**TASK GOAL**.
Copy every line of the records below where the word "grantees" occurs.

**MATERIAL SHOWN**.
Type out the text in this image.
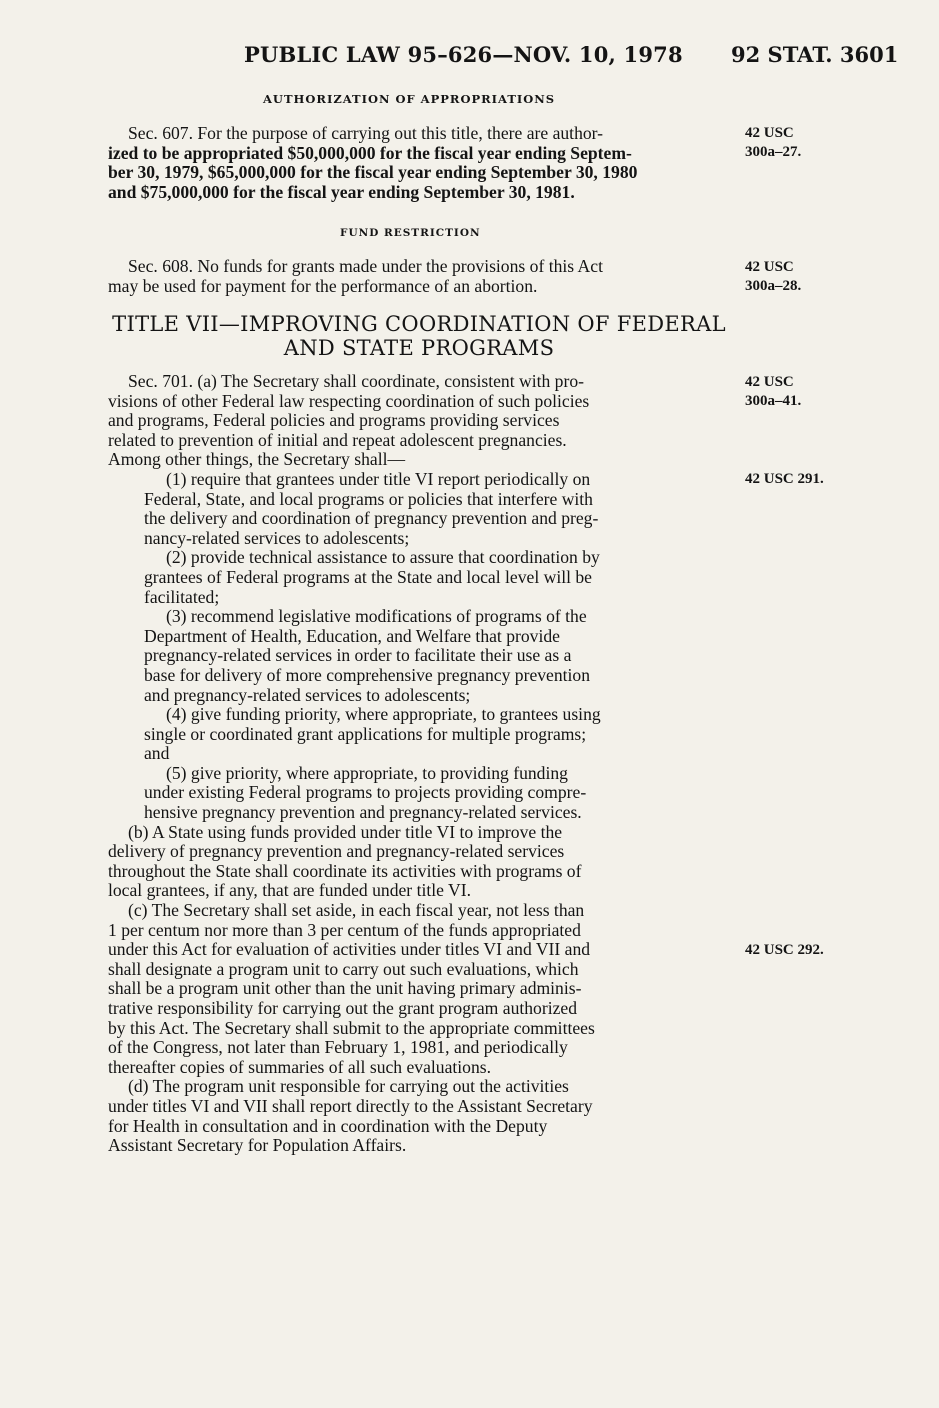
PUBLIC LAW 95–626—NOV. 10, 1978 92 STAT. 3601
AUTHORIZATION OF APPROPRIATIONS
Sec. 607. For the purpose of carrying out this title, there are author-
ized to be appropriated $50,000,000 for the fiscal year ending Septem-
ber 30, 1979, $65,000,000 for the fiscal year ending September 30, 1980
and $75,000,000 for the fiscal year ending September 30, 1981.
42 USC
300a–27.
FUND RESTRICTION
Sec. 608. No funds for grants made under the provisions of this Act
may be used for payment for the performance of an abortion.
42 USC
300a–28.
TITLE VII—IMPROVING COORDINATION OF FEDERAL
AND STATE PROGRAMS
Sec. 701. (a) The Secretary shall coordinate, consistent with pro-
visions of other Federal law respecting coordination of such policies
and programs, Federal policies and programs providing services
related to prevention of initial and repeat adolescent pregnancies.
Among other things, the Secretary shall—
(1) require that grantees under title VI report periodically on
Federal, State, and local programs or policies that interfere with
the delivery and coordination of pregnancy prevention and preg-
nancy-related services to adolescents;
(2) provide technical assistance to assure that coordination by
grantees of Federal programs at the State and local level will be
facilitated;
(3) recommend legislative modifications of programs of the
Department of Health, Education, and Welfare that provide
pregnancy-related services in order to facilitate their use as a
base for delivery of more comprehensive pregnancy prevention
and pregnancy-related services to adolescents;
(4) give funding priority, where appropriate, to grantees using
single or coordinated grant applications for multiple programs;
and
(5) give priority, where appropriate, to providing funding
under existing Federal programs to projects providing compre-
hensive pregnancy prevention and pregnancy-related services.
(b) A State using funds provided under title VI to improve the
delivery of pregnancy prevention and pregnancy-related services
throughout the State shall coordinate its activities with programs of
local grantees, if any, that are funded under title VI.
(c) The Secretary shall set aside, in each fiscal year, not less than
1 per centum nor more than 3 per centum of the funds appropriated
under this Act for evaluation of activities under titles VI and VII and
shall designate a program unit to carry out such evaluations, which
shall be a program unit other than the unit having primary adminis-
trative responsibility for carrying out the grant program authorized
by this Act. The Secretary shall submit to the appropriate committees
of the Congress, not later than February 1, 1981, and periodically
thereafter copies of summaries of all such evaluations.
(d) The program unit responsible for carrying out the activities
under titles VI and VII shall report directly to the Assistant Secretary
for Health in consultation and in coordination with the Deputy
Assistant Secretary for Population Affairs.
42 USC
300a–41.
42 USC 291.
42 USC 292.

**TASK RESULT**.
(1) require that grantees under title VI report periodically on
grantees of Federal programs at the State and local level will be
(4) give funding priority, where appropriate, to grantees using
local grantees, if any, that are funded under title VI.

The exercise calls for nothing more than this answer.